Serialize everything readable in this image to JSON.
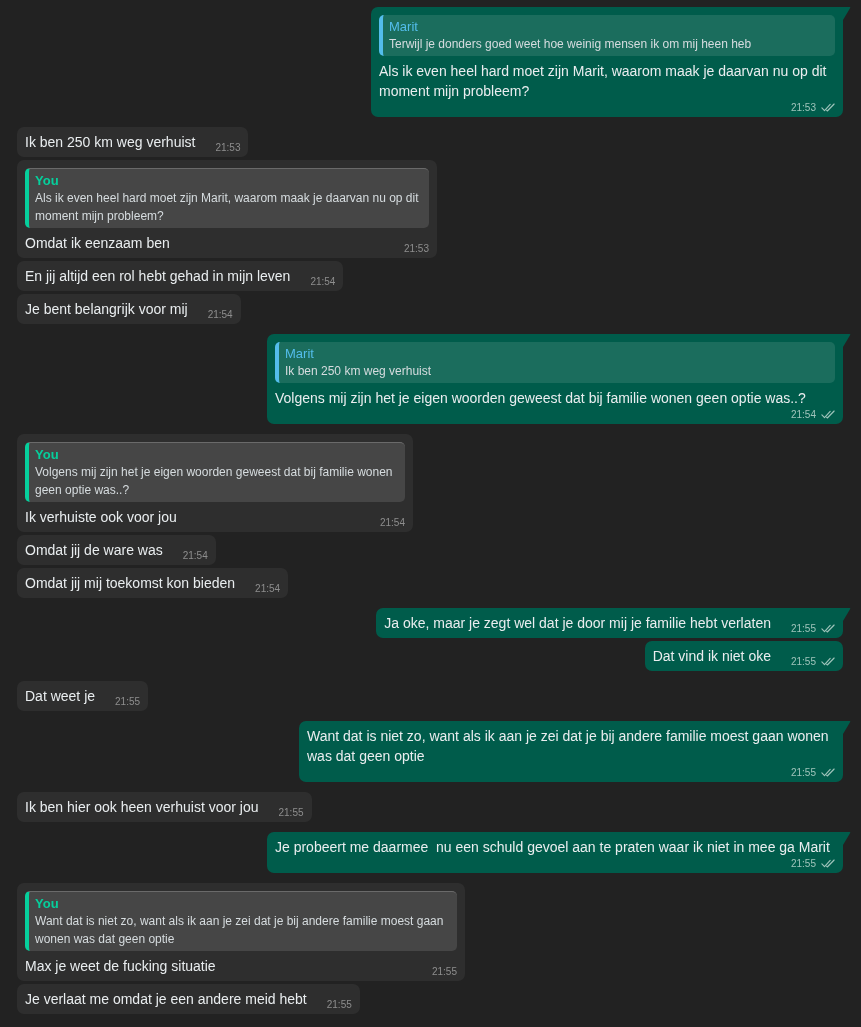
{
  "messages": [
    {
      "kind": "out",
      "quote": {
        "author": "Marit",
        "text": "Terwijl je donders goed weet hoe weinig mensen ik om mij heen heb"
      },
      "text": "Als ik even heel hard moet zijn Marit, waarom maak je daarvan nu op dit moment mijn probleem?",
      "time": "21:53",
      "read": false
    },
    {
      "kind": "in",
      "text": "Ik ben 250 km weg verhuist",
      "time": "21:53"
    },
    {
      "kind": "in",
      "quote": {
        "author": "You",
        "text": "Als ik even heel hard moet zijn Marit, waarom maak je daarvan nu op dit moment mijn probleem?"
      },
      "text": "Omdat ik eenzaam ben",
      "time": "21:53"
    },
    {
      "kind": "in",
      "text": "En jij altijd een rol hebt gehad in mijn leven",
      "time": "21:54"
    },
    {
      "kind": "in",
      "text": "Je bent belangrijk voor mij",
      "time": "21:54"
    },
    {
      "kind": "out",
      "quote": {
        "author": "Marit",
        "text": "Ik ben 250 km weg verhuist"
      },
      "text": "Volgens mij zijn het je eigen woorden geweest dat bij familie wonen geen optie was..?",
      "time": "21:54",
      "read": false
    },
    {
      "kind": "in",
      "quote": {
        "author": "You",
        "text": "Volgens mij zijn het je eigen woorden geweest dat bij familie wonen geen optie was..?"
      },
      "text": "Ik verhuiste ook voor jou",
      "time": "21:54"
    },
    {
      "kind": "in",
      "text": "Omdat jij de ware was",
      "time": "21:54"
    },
    {
      "kind": "in",
      "text": "Omdat jij mij toekomst kon bieden",
      "time": "21:54"
    },
    {
      "kind": "out",
      "text": "Ja oke, maar je zegt wel dat je door mij je familie hebt verlaten",
      "time": "21:55",
      "read": false
    },
    {
      "kind": "out",
      "text": "Dat vind ik niet oke",
      "time": "21:55",
      "read": false
    },
    {
      "kind": "in",
      "text": "Dat weet je",
      "time": "21:55"
    },
    {
      "kind": "out",
      "text": "Want dat is niet zo, want als ik aan je zei dat je bij andere familie moest gaan wonen was dat geen optie",
      "time": "21:55",
      "read": false
    },
    {
      "kind": "in",
      "text": "Ik ben hier ook heen verhuist voor jou",
      "time": "21:55"
    },
    {
      "kind": "out",
      "text": "Je probeert me daarmee  nu een schuld gevoel aan te praten waar ik niet in mee ga Marit",
      "time": "21:55",
      "read": false
    },
    {
      "kind": "in",
      "quote": {
        "author": "You",
        "text": "Want dat is niet zo, want als ik aan je zei dat je bij andere familie moest gaan wonen was dat geen optie"
      },
      "text": "Max je weet de fucking situatie",
      "time": "21:55"
    },
    {
      "kind": "in",
      "text": "Je verlaat me omdat je een andere meid hebt",
      "time": "21:55"
    }
  ]
}
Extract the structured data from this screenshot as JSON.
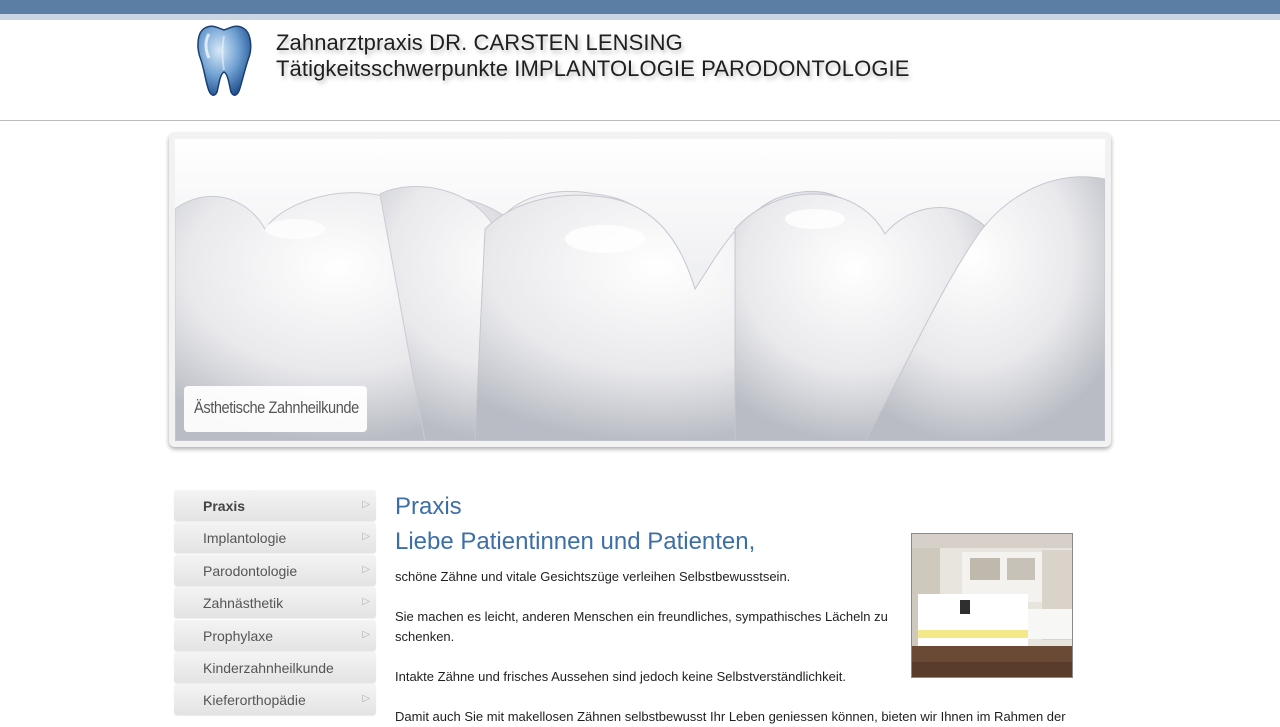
{
  "header": {
    "brand_line1": "Zahnarztpraxis DR. CARSTEN LENSING",
    "brand_line2": "Tätigkeitsschwerpunkte IMPLANTOLOGIE PARODONTOLOGIE",
    "logo_icon": "tooth-icon"
  },
  "hero": {
    "caption": "Ästhetische Zahnheilkunde"
  },
  "sidebar": {
    "items": [
      {
        "label": "Praxis",
        "active": true,
        "has_arrow": true
      },
      {
        "label": "Implantologie",
        "active": false,
        "has_arrow": true
      },
      {
        "label": "Parodontologie",
        "active": false,
        "has_arrow": true
      },
      {
        "label": "Zahnästhetik",
        "active": false,
        "has_arrow": true
      },
      {
        "label": "Prophylaxe",
        "active": false,
        "has_arrow": true
      },
      {
        "label": "Kinderzahnheilkunde",
        "active": false,
        "has_arrow": false
      },
      {
        "label": "Kieferorthopädie",
        "active": false,
        "has_arrow": true
      }
    ],
    "arrow_glyph": "▷"
  },
  "main": {
    "title": "Praxis",
    "subtitle": "Liebe Patientinnen und Patienten,",
    "paragraphs": [
      "schöne Zähne und vitale Gesichtszüge verleihen Selbstbewusstsein.",
      "Sie machen es leicht, anderen Menschen ein freundliches, sympathisches Lächeln zu schenken.",
      "Intakte Zähne und frisches Aussehen sind jedoch keine Selbstverständlichkeit.",
      "Damit auch Sie mit makellosen Zähnen selbstbewusst Ihr Leben geniessen können, bieten wir Ihnen im Rahmen der"
    ]
  },
  "colors": {
    "top_bar": "#5b7fa4",
    "heading_blue": "#3c6fa8",
    "text": "#1f1f1f"
  }
}
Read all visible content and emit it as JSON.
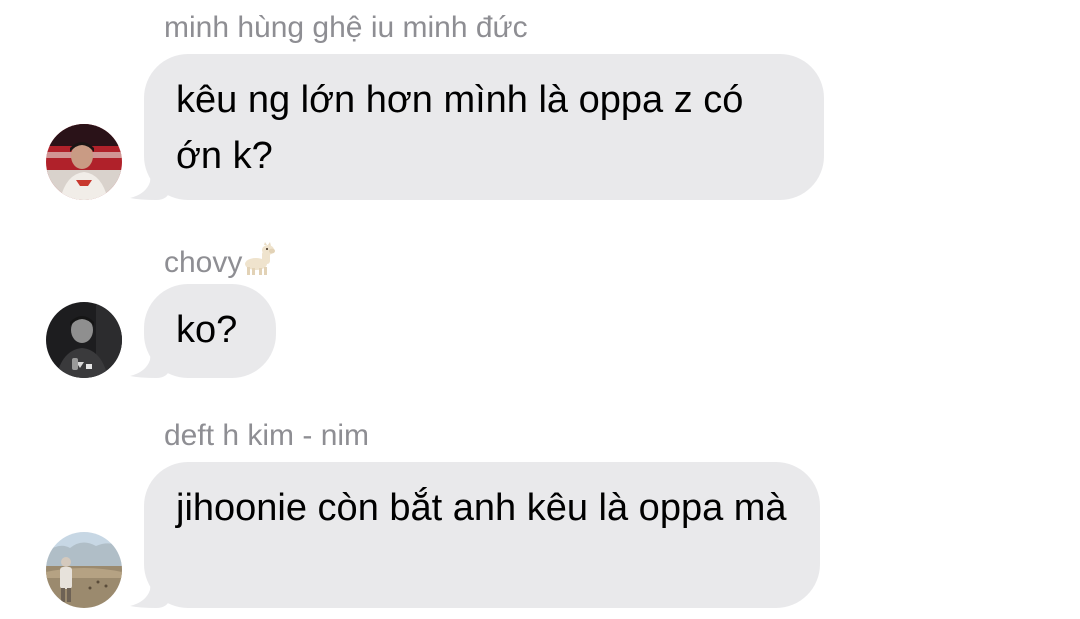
{
  "conversation": {
    "messages": [
      {
        "sender": "minh hùng ghệ iu minh đức",
        "sender_emoji": "",
        "text": "kêu ng lớn hơn mình là oppa z có ớn k?",
        "avatar_icon": "red-stage-avatar-icon"
      },
      {
        "sender": "chovy",
        "sender_emoji": "llama-emoji",
        "text": "ko?",
        "avatar_icon": "dark-portrait-avatar-icon"
      },
      {
        "sender": "deft h kim - nim",
        "sender_emoji": "",
        "text": "jihoonie còn bắt anh kêu là oppa mà",
        "avatar_icon": "landscape-avatar-icon"
      }
    ]
  },
  "colors": {
    "bubble": "#e9e9eb",
    "sender_text": "#8e8e93",
    "message_text": "#000000",
    "background": "#ffffff"
  }
}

----------

Copy every record above exactly as written, but leave out the pictures.

§ Finished answer
Serialize everything readable in this image to JSON.
{
  "messages": [
    {
      "kind": "out",
      "quote": {
        "author": "Marit",
        "text": "Terwijl je donders goed weet hoe weinig mensen ik om mij heen heb"
      },
      "text": "Als ik even heel hard moet zijn Marit, waarom maak je daarvan nu op dit moment mijn probleem?",
      "time": "21:53",
      "read": false
    },
    {
      "kind": "in",
      "text": "Ik ben 250 km weg verhuist",
      "time": "21:53"
    },
    {
      "kind": "in",
      "quote": {
        "author": "You",
        "text": "Als ik even heel hard moet zijn Marit, waarom maak je daarvan nu op dit moment mijn probleem?"
      },
      "text": "Omdat ik eenzaam ben",
      "time": "21:53"
    },
    {
      "kind": "in",
      "text": "En jij altijd een rol hebt gehad in mijn leven",
      "time": "21:54"
    },
    {
      "kind": "in",
      "text": "Je bent belangrijk voor mij",
      "time": "21:54"
    },
    {
      "kind": "out",
      "quote": {
        "author": "Marit",
        "text": "Ik ben 250 km weg verhuist"
      },
      "text": "Volgens mij zijn het je eigen woorden geweest dat bij familie wonen geen optie was..?",
      "time": "21:54",
      "read": false
    },
    {
      "kind": "in",
      "quote": {
        "author": "You",
        "text": "Volgens mij zijn het je eigen woorden geweest dat bij familie wonen geen optie was..?"
      },
      "text": "Ik verhuiste ook voor jou",
      "time": "21:54"
    },
    {
      "kind": "in",
      "text": "Omdat jij de ware was",
      "time": "21:54"
    },
    {
      "kind": "in",
      "text": "Omdat jij mij toekomst kon bieden",
      "time": "21:54"
    },
    {
      "kind": "out",
      "text": "Ja oke, maar je zegt wel dat je door mij je familie hebt verlaten",
      "time": "21:55",
      "read": false
    },
    {
      "kind": "out",
      "text": "Dat vind ik niet oke",
      "time": "21:55",
      "read": false
    },
    {
      "kind": "in",
      "text": "Dat weet je",
      "time": "21:55"
    },
    {
      "kind": "out",
      "text": "Want dat is niet zo, want als ik aan je zei dat je bij andere familie moest gaan wonen was dat geen optie",
      "time": "21:55",
      "read": false
    },
    {
      "kind": "in",
      "text": "Ik ben hier ook heen verhuist voor jou",
      "time": "21:55"
    },
    {
      "kind": "out",
      "text": "Je probeert me daarmee  nu een schuld gevoel aan te praten waar ik niet in mee ga Marit",
      "time": "21:55",
      "read": false
    },
    {
      "kind": "in",
      "quote": {
        "author": "You",
        "text": "Want dat is niet zo, want als ik aan je zei dat je bij andere familie moest gaan wonen was dat geen optie"
      },
      "text": "Max je weet de fucking situatie",
      "time": "21:55"
    },
    {
      "kind": "in",
      "text": "Je verlaat me omdat je een andere meid hebt",
      "time": "21:55"
    }
  ]
}
Extract the structured data from this screenshot as JSON.
{
  "header": {
    "brand_line1": "Zahnarztpraxis DR. CARSTEN LENSING",
    "brand_line2": "Tätigkeitsschwerpunkte IMPLANTOLOGIE PARODONTOLOGIE",
    "logo_icon": "tooth-icon"
  },
  "hero": {
    "caption": "Ästhetische Zahnheilkunde"
  },
  "sidebar": {
    "items": [
      {
        "label": "Praxis",
        "active": true,
        "has_arrow": true
      },
      {
        "label": "Implantologie",
        "active": false,
        "has_arrow": true
      },
      {
        "label": "Parodontologie",
        "active": false,
        "has_arrow": true
      },
      {
        "label": "Zahnästhetik",
        "active": false,
        "has_arrow": true
      },
      {
        "label": "Prophylaxe",
        "active": false,
        "has_arrow": true
      },
      {
        "label": "Kinderzahnheilkunde",
        "active": false,
        "has_arrow": false
      },
      {
        "label": "Kieferorthopädie",
        "active": false,
        "has_arrow": true
      }
    ],
    "arrow_glyph": "▷"
  },
  "main": {
    "title": "Praxis",
    "subtitle": "Liebe Patientinnen und Patienten,",
    "paragraphs": [
      "schöne Zähne und vitale Gesichtszüge verleihen Selbstbewusstsein.",
      "Sie machen es leicht, anderen Menschen ein freundliches, sympathisches Lächeln zu schenken.",
      "Intakte Zähne und frisches Aussehen sind jedoch keine Selbstverständlichkeit.",
      "Damit auch Sie mit makellosen Zähnen selbstbewusst Ihr Leben geniessen können, bieten wir Ihnen im Rahmen der"
    ]
  },
  "colors": {
    "top_bar": "#5b7fa4",
    "heading_blue": "#3c6fa8",
    "text": "#1f1f1f"
  }
}
Read all visible content and emit it as JSON.
{
  "conversation": {
    "messages": [
      {
        "sender": "minh hùng ghệ iu minh đức",
        "sender_emoji": "",
        "text": "kêu ng lớn hơn mình là oppa z có ớn k?",
        "avatar_icon": "red-stage-avatar-icon"
      },
      {
        "sender": "chovy",
        "sender_emoji": "llama-emoji",
        "text": "ko?",
        "avatar_icon": "dark-portrait-avatar-icon"
      },
      {
        "sender": "deft h kim - nim",
        "sender_emoji": "",
        "text": "jihoonie còn bắt anh kêu là oppa mà",
        "avatar_icon": "landscape-avatar-icon"
      }
    ]
  },
  "colors": {
    "bubble": "#e9e9eb",
    "sender_text": "#8e8e93",
    "message_text": "#000000",
    "background": "#ffffff"
  }
}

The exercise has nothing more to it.